### Given data
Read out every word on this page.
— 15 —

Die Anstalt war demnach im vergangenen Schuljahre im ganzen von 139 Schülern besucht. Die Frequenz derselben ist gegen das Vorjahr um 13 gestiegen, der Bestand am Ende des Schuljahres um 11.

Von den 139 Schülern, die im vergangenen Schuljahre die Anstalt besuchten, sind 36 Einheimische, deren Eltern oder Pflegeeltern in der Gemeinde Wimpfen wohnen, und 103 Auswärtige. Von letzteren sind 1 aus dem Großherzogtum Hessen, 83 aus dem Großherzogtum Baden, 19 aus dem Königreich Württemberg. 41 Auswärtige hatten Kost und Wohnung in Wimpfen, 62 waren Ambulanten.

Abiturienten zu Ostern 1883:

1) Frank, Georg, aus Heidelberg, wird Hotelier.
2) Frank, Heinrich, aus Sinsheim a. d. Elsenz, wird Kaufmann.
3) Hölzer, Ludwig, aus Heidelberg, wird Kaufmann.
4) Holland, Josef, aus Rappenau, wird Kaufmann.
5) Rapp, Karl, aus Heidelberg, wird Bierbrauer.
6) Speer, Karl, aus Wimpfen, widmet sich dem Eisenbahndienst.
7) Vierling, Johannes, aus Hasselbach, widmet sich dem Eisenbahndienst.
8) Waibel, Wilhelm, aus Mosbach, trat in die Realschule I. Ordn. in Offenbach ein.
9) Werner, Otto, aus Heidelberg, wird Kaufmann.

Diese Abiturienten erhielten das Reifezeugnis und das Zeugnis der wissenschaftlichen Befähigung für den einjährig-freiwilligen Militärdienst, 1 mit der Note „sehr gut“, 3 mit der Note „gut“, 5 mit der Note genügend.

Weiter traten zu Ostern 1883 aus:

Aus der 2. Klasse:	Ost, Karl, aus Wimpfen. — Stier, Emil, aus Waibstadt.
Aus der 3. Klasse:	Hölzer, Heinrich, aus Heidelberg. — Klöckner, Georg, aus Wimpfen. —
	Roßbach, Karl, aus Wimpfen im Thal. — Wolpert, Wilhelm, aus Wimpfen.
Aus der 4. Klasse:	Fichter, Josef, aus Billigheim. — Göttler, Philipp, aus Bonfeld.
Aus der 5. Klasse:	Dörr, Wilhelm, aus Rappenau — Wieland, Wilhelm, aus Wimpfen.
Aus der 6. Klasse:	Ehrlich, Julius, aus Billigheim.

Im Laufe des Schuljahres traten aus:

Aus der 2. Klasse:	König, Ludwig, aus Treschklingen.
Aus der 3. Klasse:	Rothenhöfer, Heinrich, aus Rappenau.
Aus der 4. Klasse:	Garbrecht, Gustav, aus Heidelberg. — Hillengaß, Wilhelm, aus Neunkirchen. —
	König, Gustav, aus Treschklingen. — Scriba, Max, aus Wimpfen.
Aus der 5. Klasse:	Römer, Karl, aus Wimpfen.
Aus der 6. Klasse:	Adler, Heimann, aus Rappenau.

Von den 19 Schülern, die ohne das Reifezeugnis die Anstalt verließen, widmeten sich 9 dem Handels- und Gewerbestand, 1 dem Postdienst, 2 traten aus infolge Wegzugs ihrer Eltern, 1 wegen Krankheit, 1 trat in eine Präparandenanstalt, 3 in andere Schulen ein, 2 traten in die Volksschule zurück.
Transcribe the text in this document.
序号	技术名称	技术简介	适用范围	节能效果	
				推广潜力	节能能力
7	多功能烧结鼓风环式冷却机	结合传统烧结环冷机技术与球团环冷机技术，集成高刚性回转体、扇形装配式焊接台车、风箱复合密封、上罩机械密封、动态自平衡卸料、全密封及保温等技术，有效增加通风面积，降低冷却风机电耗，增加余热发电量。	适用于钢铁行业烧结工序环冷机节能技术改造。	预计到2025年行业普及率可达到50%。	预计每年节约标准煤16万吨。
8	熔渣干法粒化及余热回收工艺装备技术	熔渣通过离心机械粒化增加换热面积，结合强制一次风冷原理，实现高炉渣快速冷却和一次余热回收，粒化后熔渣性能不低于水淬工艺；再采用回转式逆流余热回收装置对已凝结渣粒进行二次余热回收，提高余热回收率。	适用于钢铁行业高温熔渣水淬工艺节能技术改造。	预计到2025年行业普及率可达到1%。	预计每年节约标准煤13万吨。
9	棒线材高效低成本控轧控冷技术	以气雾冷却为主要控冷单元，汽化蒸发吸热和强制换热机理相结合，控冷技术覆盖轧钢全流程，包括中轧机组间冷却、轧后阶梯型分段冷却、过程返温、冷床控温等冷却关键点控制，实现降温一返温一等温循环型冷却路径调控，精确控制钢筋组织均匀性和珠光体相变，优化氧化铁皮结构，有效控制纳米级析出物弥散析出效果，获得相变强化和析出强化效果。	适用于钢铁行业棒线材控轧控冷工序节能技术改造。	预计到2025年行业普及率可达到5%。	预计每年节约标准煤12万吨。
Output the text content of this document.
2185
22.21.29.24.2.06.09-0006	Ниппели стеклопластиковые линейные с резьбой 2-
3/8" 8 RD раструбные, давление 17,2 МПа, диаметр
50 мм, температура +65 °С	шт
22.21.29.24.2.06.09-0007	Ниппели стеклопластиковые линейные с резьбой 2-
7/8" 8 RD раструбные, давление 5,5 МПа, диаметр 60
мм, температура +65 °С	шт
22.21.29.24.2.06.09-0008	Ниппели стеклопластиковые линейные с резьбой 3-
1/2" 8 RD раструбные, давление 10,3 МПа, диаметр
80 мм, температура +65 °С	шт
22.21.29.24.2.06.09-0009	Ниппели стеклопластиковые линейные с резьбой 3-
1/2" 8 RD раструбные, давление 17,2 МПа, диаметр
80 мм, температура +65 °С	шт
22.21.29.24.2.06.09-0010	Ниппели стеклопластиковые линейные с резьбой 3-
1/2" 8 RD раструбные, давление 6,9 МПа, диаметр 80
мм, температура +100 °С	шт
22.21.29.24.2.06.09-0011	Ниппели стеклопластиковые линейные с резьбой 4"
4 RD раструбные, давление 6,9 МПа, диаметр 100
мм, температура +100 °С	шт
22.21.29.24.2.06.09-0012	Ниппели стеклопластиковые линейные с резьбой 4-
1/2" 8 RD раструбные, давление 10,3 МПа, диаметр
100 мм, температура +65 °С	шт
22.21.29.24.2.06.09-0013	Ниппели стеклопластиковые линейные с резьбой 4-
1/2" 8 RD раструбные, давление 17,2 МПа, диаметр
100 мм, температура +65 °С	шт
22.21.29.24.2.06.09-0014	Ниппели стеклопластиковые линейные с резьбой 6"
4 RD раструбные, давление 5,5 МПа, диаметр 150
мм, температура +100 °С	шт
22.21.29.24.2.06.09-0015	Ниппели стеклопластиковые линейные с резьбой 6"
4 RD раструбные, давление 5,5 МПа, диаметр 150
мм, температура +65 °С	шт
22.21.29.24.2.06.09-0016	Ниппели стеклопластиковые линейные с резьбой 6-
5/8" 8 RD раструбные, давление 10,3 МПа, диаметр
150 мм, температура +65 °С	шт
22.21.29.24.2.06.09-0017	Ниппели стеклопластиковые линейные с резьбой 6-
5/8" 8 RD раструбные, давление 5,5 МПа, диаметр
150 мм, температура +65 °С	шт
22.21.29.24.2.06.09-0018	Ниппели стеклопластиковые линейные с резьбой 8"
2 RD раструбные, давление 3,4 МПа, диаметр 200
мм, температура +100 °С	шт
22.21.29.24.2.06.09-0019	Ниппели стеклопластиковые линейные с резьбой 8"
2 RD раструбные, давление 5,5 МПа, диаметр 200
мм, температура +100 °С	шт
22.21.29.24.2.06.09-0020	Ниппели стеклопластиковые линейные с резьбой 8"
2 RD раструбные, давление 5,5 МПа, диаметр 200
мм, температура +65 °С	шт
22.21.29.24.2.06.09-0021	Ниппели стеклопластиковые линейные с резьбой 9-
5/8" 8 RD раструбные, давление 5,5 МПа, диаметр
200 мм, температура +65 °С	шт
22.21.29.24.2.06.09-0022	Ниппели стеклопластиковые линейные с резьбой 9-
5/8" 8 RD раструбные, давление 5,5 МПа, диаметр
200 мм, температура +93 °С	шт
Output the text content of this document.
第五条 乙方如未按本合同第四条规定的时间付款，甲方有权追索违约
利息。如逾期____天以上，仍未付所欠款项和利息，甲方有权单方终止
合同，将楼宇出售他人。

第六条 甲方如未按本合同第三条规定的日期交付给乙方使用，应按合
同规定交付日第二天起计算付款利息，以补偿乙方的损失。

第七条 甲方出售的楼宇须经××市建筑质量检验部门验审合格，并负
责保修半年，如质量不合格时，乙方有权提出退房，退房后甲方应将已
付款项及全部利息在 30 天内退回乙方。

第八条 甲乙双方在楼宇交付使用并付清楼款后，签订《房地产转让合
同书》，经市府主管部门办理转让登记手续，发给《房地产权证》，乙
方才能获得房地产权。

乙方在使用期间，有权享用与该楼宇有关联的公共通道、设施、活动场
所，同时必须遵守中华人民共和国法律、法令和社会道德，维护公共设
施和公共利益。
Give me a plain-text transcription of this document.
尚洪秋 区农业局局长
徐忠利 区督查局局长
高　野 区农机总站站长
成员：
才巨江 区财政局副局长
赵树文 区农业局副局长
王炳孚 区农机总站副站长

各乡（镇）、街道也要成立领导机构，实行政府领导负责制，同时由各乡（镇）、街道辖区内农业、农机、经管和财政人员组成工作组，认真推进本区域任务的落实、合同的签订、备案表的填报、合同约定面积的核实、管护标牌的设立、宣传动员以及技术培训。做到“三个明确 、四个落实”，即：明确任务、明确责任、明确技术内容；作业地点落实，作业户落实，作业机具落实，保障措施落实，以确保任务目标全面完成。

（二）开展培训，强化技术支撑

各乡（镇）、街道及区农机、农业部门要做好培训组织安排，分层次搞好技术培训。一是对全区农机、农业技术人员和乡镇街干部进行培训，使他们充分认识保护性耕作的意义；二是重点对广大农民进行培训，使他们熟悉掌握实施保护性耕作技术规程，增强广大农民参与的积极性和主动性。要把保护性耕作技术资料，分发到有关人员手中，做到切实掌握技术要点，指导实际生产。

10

### Task prompt
Respond with nothing but the number of lines in the entries that contain the string "Schuljahres".

### Response to the exercise
2